PROBLEM DETAILS:
Restate, word for word, all of the material shown below.

┄┄┄┄┄┄

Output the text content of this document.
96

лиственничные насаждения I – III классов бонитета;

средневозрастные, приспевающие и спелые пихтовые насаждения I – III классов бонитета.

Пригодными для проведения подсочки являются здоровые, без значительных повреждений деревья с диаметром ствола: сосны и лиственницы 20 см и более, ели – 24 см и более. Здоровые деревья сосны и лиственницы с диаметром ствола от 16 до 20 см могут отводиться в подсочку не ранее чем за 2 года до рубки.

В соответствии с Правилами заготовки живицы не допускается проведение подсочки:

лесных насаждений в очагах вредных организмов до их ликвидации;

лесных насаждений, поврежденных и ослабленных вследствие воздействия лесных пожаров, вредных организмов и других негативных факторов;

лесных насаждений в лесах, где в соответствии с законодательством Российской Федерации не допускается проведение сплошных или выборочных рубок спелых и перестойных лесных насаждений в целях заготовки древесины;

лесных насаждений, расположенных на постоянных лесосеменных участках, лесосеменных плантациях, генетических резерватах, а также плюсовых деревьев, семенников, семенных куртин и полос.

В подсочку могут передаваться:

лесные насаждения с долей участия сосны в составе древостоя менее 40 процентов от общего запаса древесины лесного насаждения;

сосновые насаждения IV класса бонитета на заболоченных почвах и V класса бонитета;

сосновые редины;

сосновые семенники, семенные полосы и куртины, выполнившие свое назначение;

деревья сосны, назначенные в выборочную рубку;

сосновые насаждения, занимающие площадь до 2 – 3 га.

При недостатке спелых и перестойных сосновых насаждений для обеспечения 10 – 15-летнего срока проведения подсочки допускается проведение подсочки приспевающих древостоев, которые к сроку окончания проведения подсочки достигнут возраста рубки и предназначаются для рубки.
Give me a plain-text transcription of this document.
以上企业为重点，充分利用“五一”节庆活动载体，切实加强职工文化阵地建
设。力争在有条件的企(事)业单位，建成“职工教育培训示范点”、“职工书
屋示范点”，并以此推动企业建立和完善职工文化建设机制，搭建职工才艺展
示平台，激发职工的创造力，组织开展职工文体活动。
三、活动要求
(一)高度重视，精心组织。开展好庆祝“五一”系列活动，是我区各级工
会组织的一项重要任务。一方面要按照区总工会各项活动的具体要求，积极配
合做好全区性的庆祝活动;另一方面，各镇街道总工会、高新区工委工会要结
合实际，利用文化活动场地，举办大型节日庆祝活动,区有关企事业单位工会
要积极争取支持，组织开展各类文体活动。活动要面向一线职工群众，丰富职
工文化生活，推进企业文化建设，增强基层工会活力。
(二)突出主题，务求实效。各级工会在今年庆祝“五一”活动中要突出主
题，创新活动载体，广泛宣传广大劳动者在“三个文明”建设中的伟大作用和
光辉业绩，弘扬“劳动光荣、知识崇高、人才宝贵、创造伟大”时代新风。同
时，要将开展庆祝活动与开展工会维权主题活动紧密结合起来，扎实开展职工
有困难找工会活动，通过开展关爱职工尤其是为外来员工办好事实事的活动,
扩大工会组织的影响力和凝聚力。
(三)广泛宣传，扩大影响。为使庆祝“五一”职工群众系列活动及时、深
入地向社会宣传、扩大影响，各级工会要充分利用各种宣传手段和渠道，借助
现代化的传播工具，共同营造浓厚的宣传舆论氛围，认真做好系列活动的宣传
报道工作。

┄┄┄┄┄┄

TASK RESULT:
Output the text content of this document.
96

лиственничные насаждения I – III классов бонитета;

средневозрастные, приспевающие и спелые пихтовые насаждения I – III классов бонитета.

Пригодными для проведения подсочки являются здоровые, без значительных повреждений деревья с диаметром ствола: сосны и лиственницы 20 см и более, ели – 24 см и более. Здоровые деревья сосны и лиственницы с диаметром ствола от 16 до 20 см могут отводиться в подсочку не ранее чем за 2 года до рубки.

В соответствии с Правилами заготовки живицы не допускается проведение подсочки:

лесных насаждений в очагах вредных организмов до их ликвидации;

лесных насаждений, поврежденных и ослабленных вследствие воздействия лесных пожаров, вредных организмов и других негативных факторов;

лесных насаждений в лесах, где в соответствии с законодательством Российской Федерации не допускается проведение сплошных или выборочных рубок спелых и перестойных лесных насаждений в целях заготовки древесины;

лесных насаждений, расположенных на постоянных лесосеменных участках, лесосеменных плантациях, генетических резерватах, а также плюсовых деревьев, семенников, семенных куртин и полос.

В подсочку могут передаваться:

лесные насаждения с долей участия сосны в составе древостоя менее 40 процентов от общего запаса древесины лесного насаждения;

сосновые насаждения IV класса бонитета на заболоченных почвах и V класса бонитета;

сосновые редины;

сосновые семенники, семенные полосы и куртины, выполнившие свое назначение;

деревья сосны, назначенные в выборочную рубку;

сосновые насаждения, занимающие площадь до 2 – 3 га.

При недостатке спелых и перестойных сосновых насаждений для обеспечения 10 – 15-летнего срока проведения подсочки допускается проведение подсочки приспевающих древостоев, которые к сроку окончания проведения подсочки достигнут возраста рубки и предназначаются для рубки.
Give me a plain-text transcription of this document.
以上企业为重点，充分利用“五一”节庆活动载体，切实加强职工文化阵地建
设。力争在有条件的企(事)业单位，建成“职工教育培训示范点”、“职工书
屋示范点”，并以此推动企业建立和完善职工文化建设机制，搭建职工才艺展
示平台，激发职工的创造力，组织开展职工文体活动。
三、活动要求
(一)高度重视，精心组织。开展好庆祝“五一”系列活动，是我区各级工
会组织的一项重要任务。一方面要按照区总工会各项活动的具体要求，积极配
合做好全区性的庆祝活动;另一方面，各镇街道总工会、高新区工委工会要结
合实际，利用文化活动场地，举办大型节日庆祝活动,区有关企事业单位工会
要积极争取支持，组织开展各类文体活动。活动要面向一线职工群众，丰富职
工文化生活，推进企业文化建设，增强基层工会活力。
(二)突出主题，务求实效。各级工会在今年庆祝“五一”活动中要突出主
题，创新活动载体，广泛宣传广大劳动者在“三个文明”建设中的伟大作用和
光辉业绩，弘扬“劳动光荣、知识崇高、人才宝贵、创造伟大”时代新风。同
时，要将开展庆祝活动与开展工会维权主题活动紧密结合起来，扎实开展职工
有困难找工会活动，通过开展关爱职工尤其是为外来员工办好事实事的活动,
扩大工会组织的影响力和凝聚力。
(三)广泛宣传，扩大影响。为使庆祝“五一”职工群众系列活动及时、深
入地向社会宣传、扩大影响，各级工会要充分利用各种宣传手段和渠道，借助
现代化的传播工具，共同营造浓厚的宣传舆论氛围，认真做好系列活动的宣传
报道工作。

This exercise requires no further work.